▶ **EXERCISE INSTRUCTIONS**: Copy each line of the material below that includes the string "电池续航".

---- PROVIDED DATA

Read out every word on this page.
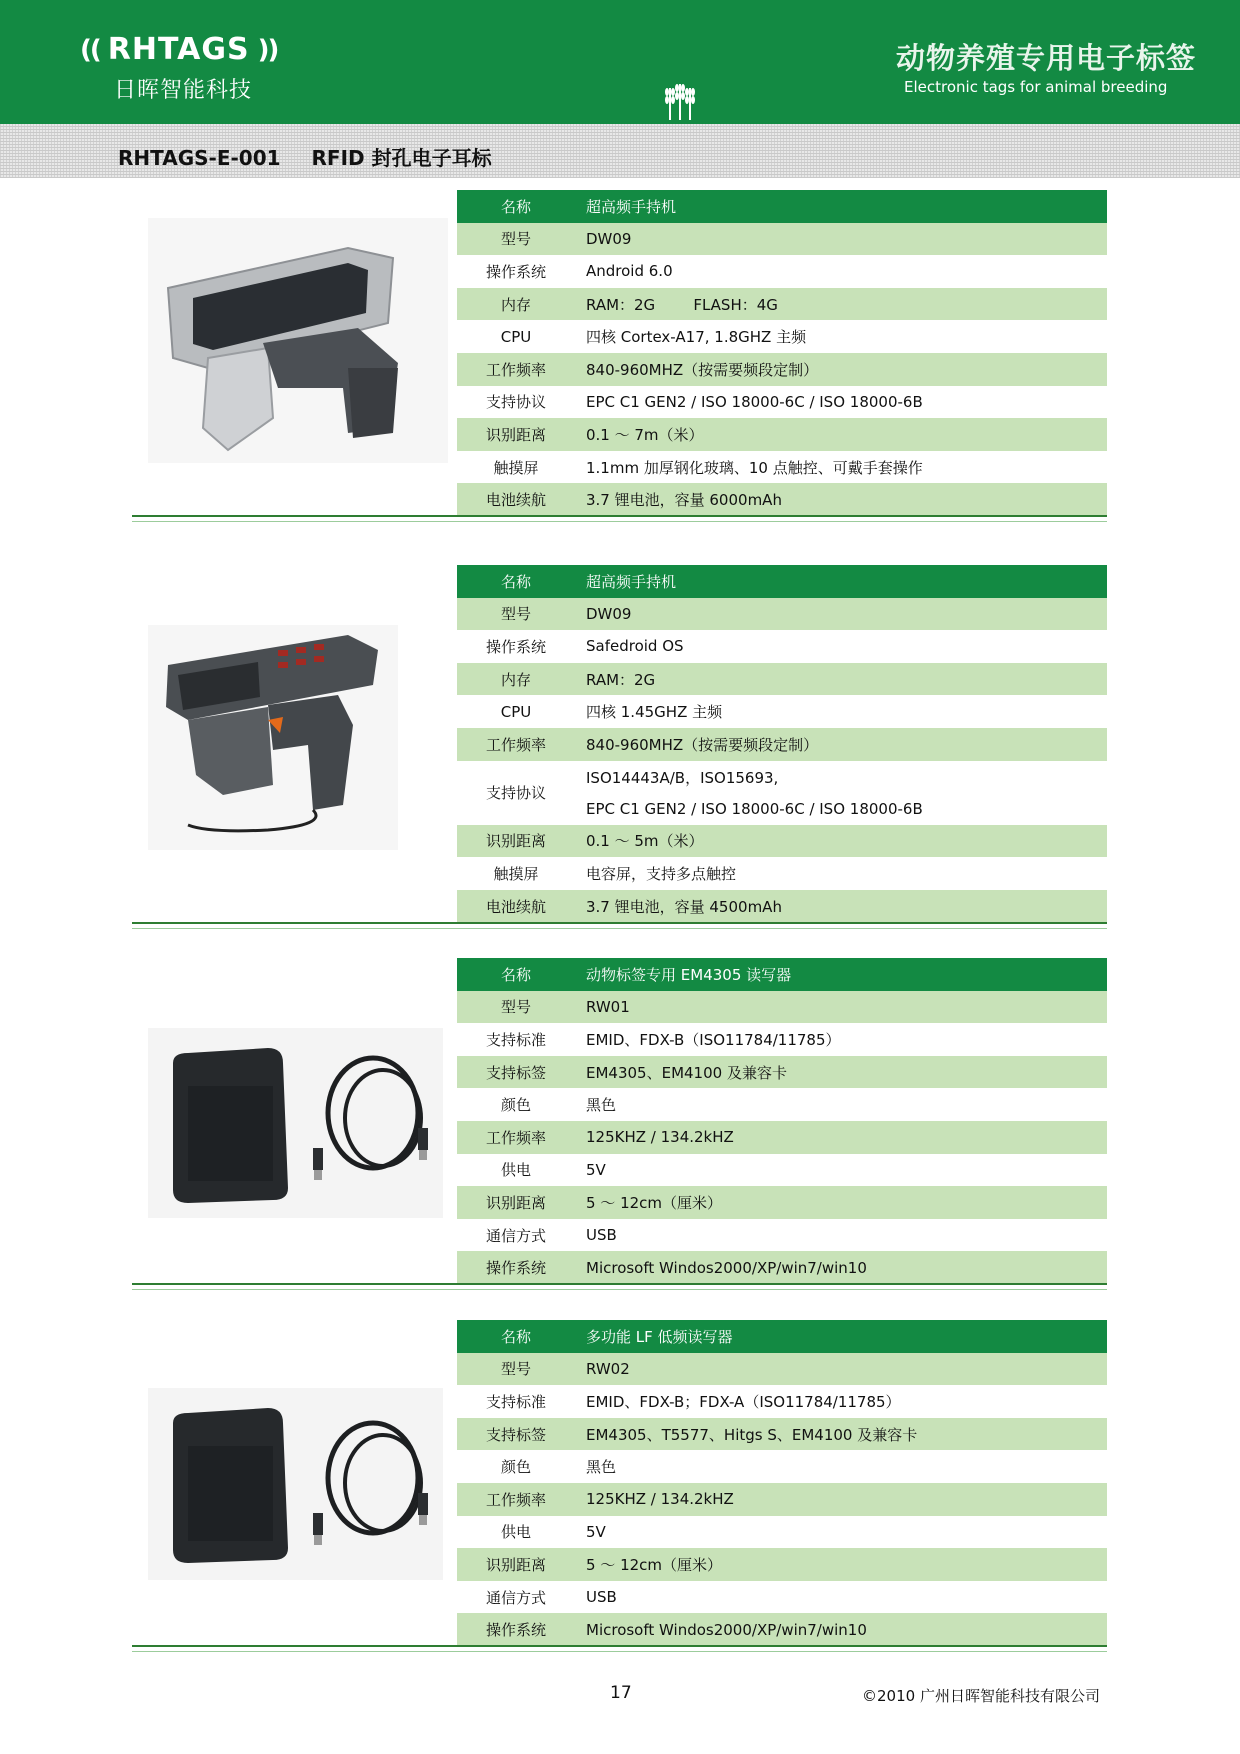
(( RHTAGS ))
日晖智能科技
动物养殖专用电子标签
Electronic tags for animal breeding
RHTAGS-E-001 RFID 封孔电子耳标
名称	超高频手持机
型号	DW09
操作系统	Android 6.0
内存	RAM：2G        FLASH：4G
CPU	四核 Cortex-A17, 1.8GHZ 主频
工作频率	840-960MHZ（按需要频段定制）
支持协议	EPC C1 GEN2 / ISO 18000-6C / ISO 18000-6B
识别距离	0.1 ～ 7m（米）
触摸屏	1.1mm 加厚钢化玻璃、10 点触控、可戴手套操作
电池续航	3.7 锂电池，容量 6000mAh
名称	超高频手持机
型号	DW09
操作系统	Safedroid OS
内存	RAM：2G
CPU	四核 1.45GHZ 主频
工作频率	840-960MHZ（按需要频段定制）
支持协议	ISO14443A/B，ISO15693,
EPC C1 GEN2 / ISO 18000-6C / ISO 18000-6B

识别距离	0.1 ～ 5m（米）
触摸屏	电容屏，支持多点触控
电池续航	3.7 锂电池，容量 4500mAh
名称	动物标签专用 EM4305 读写器
型号	RW01
支持标准	EMID、FDX-B（ISO11784/11785）
支持标签	EM4305、EM4100 及兼容卡
颜色	黑色
工作频率	125KHZ / 134.2kHZ
供电	5V
识别距离	5 ～ 12cm（厘米）
通信方式	USB
操作系统	Microsoft Windos2000/XP/win7/win10
名称	多功能 LF 低频读写器
型号	RW02
支持标准	EMID、FDX-B；FDX-A（ISO11784/11785）
支持标签	EM4305、T5577、Hitgs S、EM4100 及兼容卡
颜色	黑色
工作频率	125KHZ / 134.2kHZ
供电	5V
识别距离	5 ～ 12cm（厘米）
通信方式	USB
操作系统	Microsoft Windos2000/XP/win7/win10
17	©2010 广州日晖智能科技有限公司
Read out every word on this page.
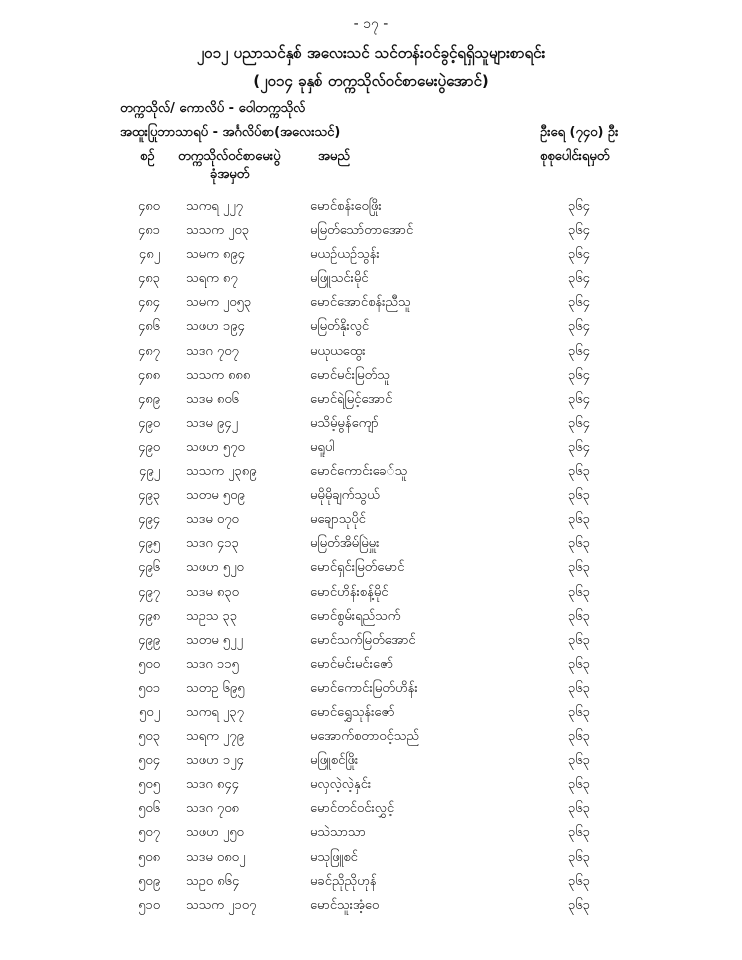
- ၁၇ -
၂၀၁၂ ပညာသင်နှစ် အလေးသင် သင်တန်းဝင်ခွင့်ရရှိသူများစာရင်း
(၂၀၁၄ ခုနှစ် တက္ကသိုလ်ဝင်စာမေးပွဲအောင်)
တက္ကသိုလ်/ ကောလိပ် - ဝေါတက္ကသိုလ်
အထူးပြုဘာသာရပ် - အင်္ဂလိပ်စာ(အလေးသင်)	ဦးရေ (၇၄၀) ဦး
စဉ် တက္ကသိုလ်ဝင်စာမေးပွဲ
ခုံအမှတ်
အမည်	စုစုပေါင်းရမှတ်
၄၈၀ သကရ ၂၂၇	မောင်စန်းဝေဖြိုး	၃၆၄
၄၈၁ သသက ၂၀၃	မမြတ်သော်တာအောင်	၃၆၄
၄၈၂ သမက ၈၉၄	မယဉ်ယဉ်သွန်း	၃၆၄
၄၈၃ သရက ၈၇	မဖြူသင်းမိုင်	၃၆၄
၄၈၄ သမက ၂၀၅၃	မောင်အောင်စန်းညီသူ	၃၆၄
၄၈၆ သဖဟ ၁၉၄	မမြတ်နိုးလွင်	၃၆၄
၄၈၇ သဒဂ ၇၀၇	မယုယထွေး	၃၆၄
၄၈၈ သသက ၈၈၈	မောင်မင်းမြတ်သူ	၃၆၄
၄၈၉ သဒမ ၈၀၆	မောင်ရဲမြင့်အောင်	၃၆၄
၄၉၀ သဒမ ၉၄၂	မသိမ့်မွန်ကျော်	၃၆၄
၄၉၀ သဖဟ ၅၇၀	မရူပါ	၃၆၄
၄၉၂ သသက ၂၃၈၉	မောင်ကောင်းခေ်သူ	၃၆၃
၄၉၃ သတမ ၅၀၉	မမိုမိုချက်သွယ်	၃၆၃
၄၉၄ သဒမ ၀၇၀	မချောသုပိုင်	၃၆၃
၄၉၅ သဒဂ ၄၁၃	မမြတ်အိမ်မြဲမှူး	၃၆၃
၄၉၆ သဖဟ ၅၂၀	မောင်ရှင်းမြတ်မောင်	၃၆၃
၄၉၇ သဒမ ၈၃၀	မောင်ဟိန်းစန့်မိုင်	၃၆၃
၄၉၈ သဥသ ၃၃	မောင်စွမ်းရည်သက်	၃၆၃
၄၉၉ သတမ ၅၂၂	မောင်သက်မြတ်အောင်	၃၆၃
၅၀၀ သဒဂ ၁၁၅	မောင်မင်းမင်းဇော်	၃၆၃
၅၀၁ သတဥ ၆၉၅	မောင်ကောင်းမြတ်ဟိန်း	၃၆၃
၅၀၂ သကရ ၂၃၇	မောင်ရွှေသုန်းဇော်	၃၆၃
၅၀၃ သရက ၂၇၉	မအောက်စတာဝင့်သည်	၃၆၃
၅၀၄ သဖဟ ၁၂၄	မဖြူစင်ဖြိုး	၃၆၃
၅၀၅ သဒဂ ၈၄၄	မလှလဲ့လဲ့နှင်း	၃၆၃
၅၀၆ သဒဂ ၇၀၈	မောင်တင်ဝင်းလွှင့်	၃၆၃
၅၀၇ သဖဟ ၂၅၀	မသဲသာသာ	၃၆၃
၅၀၈ သဒမ ၀၈၀၂	မသုဖြူစင်	၃၆၃
၅၀၉ သဥဝ ၈၆၄	မခင်ညိုညိုဟုန်	၃၆၃
၅၁၀ သသက ၂၁၀၇	မောင်သူးအံ့ဝေ	၃၆၃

--------

▶ **SOLUTION**:
电池续航	3.7 锂电池，容量 6000mAh
电池续航	3.7 锂电池，容量 4500mAh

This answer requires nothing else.